------ Provided data ------
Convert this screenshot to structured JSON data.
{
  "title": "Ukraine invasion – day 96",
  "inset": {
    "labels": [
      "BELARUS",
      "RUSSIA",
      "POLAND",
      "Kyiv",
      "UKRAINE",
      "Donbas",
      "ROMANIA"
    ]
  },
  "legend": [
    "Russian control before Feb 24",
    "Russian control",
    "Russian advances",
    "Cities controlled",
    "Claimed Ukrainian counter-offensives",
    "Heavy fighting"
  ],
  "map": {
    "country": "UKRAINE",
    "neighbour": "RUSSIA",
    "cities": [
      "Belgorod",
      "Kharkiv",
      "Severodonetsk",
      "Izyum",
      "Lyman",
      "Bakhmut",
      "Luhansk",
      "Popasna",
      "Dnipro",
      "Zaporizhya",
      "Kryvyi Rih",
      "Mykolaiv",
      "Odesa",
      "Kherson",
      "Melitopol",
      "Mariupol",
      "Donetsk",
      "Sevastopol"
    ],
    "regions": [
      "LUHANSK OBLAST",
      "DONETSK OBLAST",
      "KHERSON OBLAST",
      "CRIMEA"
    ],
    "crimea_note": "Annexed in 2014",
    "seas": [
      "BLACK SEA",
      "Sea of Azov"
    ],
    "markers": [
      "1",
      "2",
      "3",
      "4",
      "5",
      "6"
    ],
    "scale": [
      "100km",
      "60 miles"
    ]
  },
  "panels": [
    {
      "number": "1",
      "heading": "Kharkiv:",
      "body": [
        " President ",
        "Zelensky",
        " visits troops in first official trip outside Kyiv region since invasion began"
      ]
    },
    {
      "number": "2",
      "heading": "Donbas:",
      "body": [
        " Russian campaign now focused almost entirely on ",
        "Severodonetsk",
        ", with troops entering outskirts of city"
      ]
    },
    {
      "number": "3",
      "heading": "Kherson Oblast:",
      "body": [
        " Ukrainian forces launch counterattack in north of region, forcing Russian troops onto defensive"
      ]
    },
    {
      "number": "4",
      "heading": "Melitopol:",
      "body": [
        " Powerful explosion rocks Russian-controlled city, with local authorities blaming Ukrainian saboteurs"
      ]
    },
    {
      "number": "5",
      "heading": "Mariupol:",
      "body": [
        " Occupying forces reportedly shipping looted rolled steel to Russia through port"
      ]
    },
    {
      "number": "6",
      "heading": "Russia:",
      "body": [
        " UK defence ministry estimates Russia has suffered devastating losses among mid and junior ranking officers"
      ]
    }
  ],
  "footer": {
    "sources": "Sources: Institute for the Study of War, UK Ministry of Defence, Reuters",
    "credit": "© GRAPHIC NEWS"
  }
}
------
▶ Request:
Across the data, tally the lines containing "with" and give back the number alone.

▶ Answer to the exercise:
2